Figure contents as structured data:
▬▬▬
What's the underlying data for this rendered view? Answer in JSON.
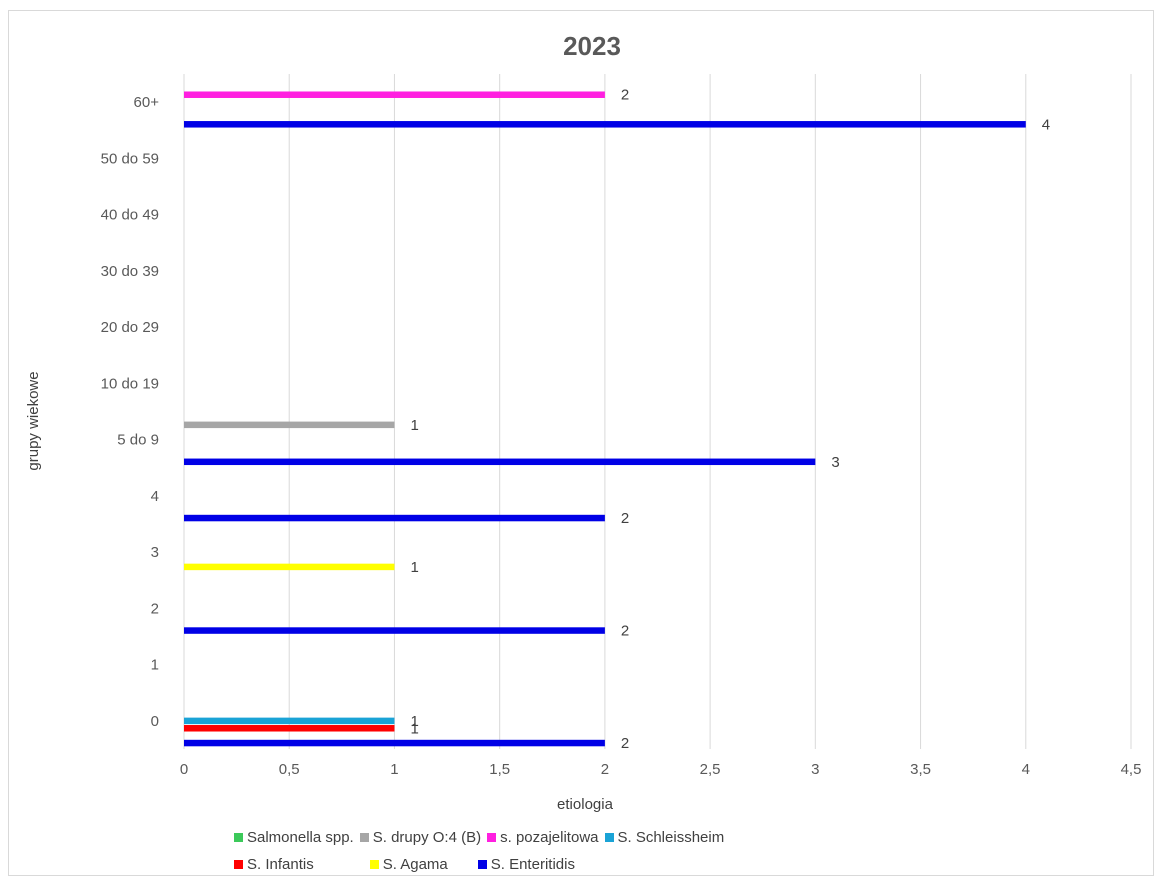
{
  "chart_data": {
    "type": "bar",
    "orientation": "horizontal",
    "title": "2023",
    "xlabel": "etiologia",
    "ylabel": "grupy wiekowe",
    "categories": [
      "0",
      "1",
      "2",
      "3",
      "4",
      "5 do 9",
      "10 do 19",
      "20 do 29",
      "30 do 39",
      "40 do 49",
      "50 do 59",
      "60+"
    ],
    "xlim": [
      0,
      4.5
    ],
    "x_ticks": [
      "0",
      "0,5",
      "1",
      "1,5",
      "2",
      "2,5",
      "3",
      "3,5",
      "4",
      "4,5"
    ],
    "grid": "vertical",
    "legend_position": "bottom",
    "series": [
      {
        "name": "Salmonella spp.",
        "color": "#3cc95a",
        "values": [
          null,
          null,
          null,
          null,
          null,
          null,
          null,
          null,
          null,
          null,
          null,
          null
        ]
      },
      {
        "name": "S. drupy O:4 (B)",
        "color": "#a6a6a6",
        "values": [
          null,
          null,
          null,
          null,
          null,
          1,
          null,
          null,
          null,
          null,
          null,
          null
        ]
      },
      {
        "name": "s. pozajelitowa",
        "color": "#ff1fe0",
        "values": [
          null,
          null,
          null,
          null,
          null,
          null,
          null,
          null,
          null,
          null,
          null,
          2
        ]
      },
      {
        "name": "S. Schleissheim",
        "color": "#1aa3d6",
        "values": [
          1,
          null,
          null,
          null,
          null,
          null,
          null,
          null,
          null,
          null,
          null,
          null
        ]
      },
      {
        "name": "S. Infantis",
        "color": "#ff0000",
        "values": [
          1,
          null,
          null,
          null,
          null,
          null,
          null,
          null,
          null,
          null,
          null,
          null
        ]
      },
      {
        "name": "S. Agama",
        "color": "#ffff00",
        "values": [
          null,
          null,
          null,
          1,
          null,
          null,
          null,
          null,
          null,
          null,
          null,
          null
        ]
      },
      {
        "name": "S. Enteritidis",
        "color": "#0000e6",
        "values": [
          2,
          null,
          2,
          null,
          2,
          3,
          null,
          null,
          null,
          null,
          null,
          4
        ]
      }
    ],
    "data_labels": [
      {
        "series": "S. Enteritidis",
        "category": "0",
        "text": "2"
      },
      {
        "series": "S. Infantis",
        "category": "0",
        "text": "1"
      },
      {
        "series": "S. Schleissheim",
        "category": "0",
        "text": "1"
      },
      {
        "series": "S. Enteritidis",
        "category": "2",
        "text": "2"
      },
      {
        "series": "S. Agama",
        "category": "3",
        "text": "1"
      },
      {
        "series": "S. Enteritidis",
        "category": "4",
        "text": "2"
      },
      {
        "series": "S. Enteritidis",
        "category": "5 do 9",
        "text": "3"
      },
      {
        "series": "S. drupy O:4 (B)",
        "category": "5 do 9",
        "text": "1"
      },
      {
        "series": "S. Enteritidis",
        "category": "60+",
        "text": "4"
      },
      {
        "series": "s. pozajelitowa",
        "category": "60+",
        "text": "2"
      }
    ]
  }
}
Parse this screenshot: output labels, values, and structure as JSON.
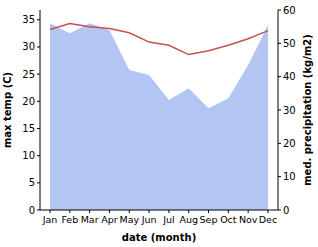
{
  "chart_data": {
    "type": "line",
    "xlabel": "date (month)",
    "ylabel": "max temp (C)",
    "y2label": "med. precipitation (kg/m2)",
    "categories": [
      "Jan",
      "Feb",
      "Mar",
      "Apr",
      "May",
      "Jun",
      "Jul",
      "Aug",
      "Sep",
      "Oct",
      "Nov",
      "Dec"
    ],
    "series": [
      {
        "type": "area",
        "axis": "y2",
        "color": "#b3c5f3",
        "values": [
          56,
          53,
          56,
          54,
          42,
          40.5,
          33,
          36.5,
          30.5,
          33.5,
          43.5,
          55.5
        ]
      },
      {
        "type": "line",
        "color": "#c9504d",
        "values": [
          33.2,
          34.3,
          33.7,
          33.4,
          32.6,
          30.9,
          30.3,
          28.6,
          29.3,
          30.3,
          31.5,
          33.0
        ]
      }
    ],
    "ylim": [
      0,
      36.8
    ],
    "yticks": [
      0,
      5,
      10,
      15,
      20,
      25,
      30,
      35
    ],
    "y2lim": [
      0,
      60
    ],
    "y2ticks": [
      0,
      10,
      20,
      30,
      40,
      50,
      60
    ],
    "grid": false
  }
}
▬▬▬
_TASK REQUIREMENTS_
From the listing above, copy all lines holding the word "name".

_TASK RESULT_
        "name": "Salmonella spp.",
        "name": "S. drupy O:4 (B)",
        "name": "s. pozajelitowa",
        "name": "S. Schleissheim",
        "name": "S. Infantis",
        "name": "S. Agama",
        "name": "S. Enteritidis",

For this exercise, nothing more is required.